Source excerpt →
Retracing footsteps of Dr David Livingstone

Hamis Kaloka, the caretaker demonstrates how slave masters used to operate at Dr Livingstone’s home in Kwihara.

What you need to know:

  • Historic site. He was an explorer and slavery abolitionist who traced the source of the Nile in the wrong direction, LINDA LILIAN explores.

As you walk into Kwihara, this is the place where Dr David Livingstone’s mansion in Tabora, Tanzania endures. The marks of exploration victories intermingled with the pains of a slavery settle in your senses. From the hand written scribbling of David Livingstone, telling of his latest discovery to the wretched sight of the slave yokes and chains used to shackle the slave, the story is reborn.

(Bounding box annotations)
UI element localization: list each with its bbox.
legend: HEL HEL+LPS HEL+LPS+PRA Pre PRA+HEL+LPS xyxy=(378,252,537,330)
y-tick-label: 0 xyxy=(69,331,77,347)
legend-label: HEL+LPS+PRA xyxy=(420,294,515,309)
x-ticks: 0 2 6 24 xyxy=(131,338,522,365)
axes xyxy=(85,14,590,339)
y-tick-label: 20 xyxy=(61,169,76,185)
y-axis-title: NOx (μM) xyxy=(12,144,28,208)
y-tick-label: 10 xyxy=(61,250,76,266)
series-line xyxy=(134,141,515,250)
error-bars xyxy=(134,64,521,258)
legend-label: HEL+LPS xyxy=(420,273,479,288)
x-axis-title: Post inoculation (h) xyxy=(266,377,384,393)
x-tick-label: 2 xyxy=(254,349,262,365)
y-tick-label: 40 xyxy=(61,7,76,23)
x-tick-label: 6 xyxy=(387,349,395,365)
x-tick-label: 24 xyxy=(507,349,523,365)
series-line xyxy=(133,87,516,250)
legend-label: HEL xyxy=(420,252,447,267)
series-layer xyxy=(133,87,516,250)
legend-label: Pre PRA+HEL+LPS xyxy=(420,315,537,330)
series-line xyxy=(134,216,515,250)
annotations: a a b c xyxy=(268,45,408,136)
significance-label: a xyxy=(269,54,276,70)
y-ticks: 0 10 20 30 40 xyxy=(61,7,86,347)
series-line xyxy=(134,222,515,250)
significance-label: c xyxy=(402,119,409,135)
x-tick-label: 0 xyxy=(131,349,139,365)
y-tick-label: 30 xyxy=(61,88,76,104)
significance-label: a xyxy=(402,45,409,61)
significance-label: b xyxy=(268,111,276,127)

Problems to solve →
1 – Write out everything in the Livingstone article from "Retracing footsteps of" down to "LINDA LILIAN explores.".
2 – Pick up the article about Dr Livingstone's home in Kwihara after its last sentence and keep writing it.
These records have no connection to the article about Dr David Livingstone.

Results for the exercise →
1 –
Retracing footsteps of Dr David Livingstone

Hamis Kaloka, the caretaker demonstrates how slave masters used to operate at Dr Livingstone’s home in Kwihara.

What you need to know:

  • Historic site. He was an explorer and slavery abolitionist who traced the source of the Nile in the wrong direction, LINDA LILIAN explores.

2 –
Tour
The words of Hamis Kaloka, the caretaker of the site, begins to sort out the tale of the explorer and the villain slave master. “When Livingstone was here the slave master Said Salum Mohammed fled,” Kaloka explains. This resonates with the BBC Historic report indicating, Livingstone was inspired to explore by the thought of reaching the interior of Africa and introduce Africans to Christianity as well as freeing them from slavery. Kaloka says Livingstone was able to redeem some slaves including his two servants Chuma, a Tanzanian and Susi a Sudanese, whom he paid TShs5 per month. But the passion to explore took him off the course of fighting slavery and he was often on his feet looking for adventure.
Despite his successes, Kaloka narrates, the British sent out a team to persuade Livingstone to return home. When Henry Morton Stanley and John William Shaw reached Kwihara-Tabora, they found Dr Livingstone had left for his quest to Kigoma, with a notion that there was a link between Tanganyika and the Nile. Perhaps, if he had looked closely at River Kagera entering Lake Victoria and then the Nile flowing to Egypt it would have been easier. Yet the accomplished explorer trotted on as he had made several attempts to discover the source of the River Nile.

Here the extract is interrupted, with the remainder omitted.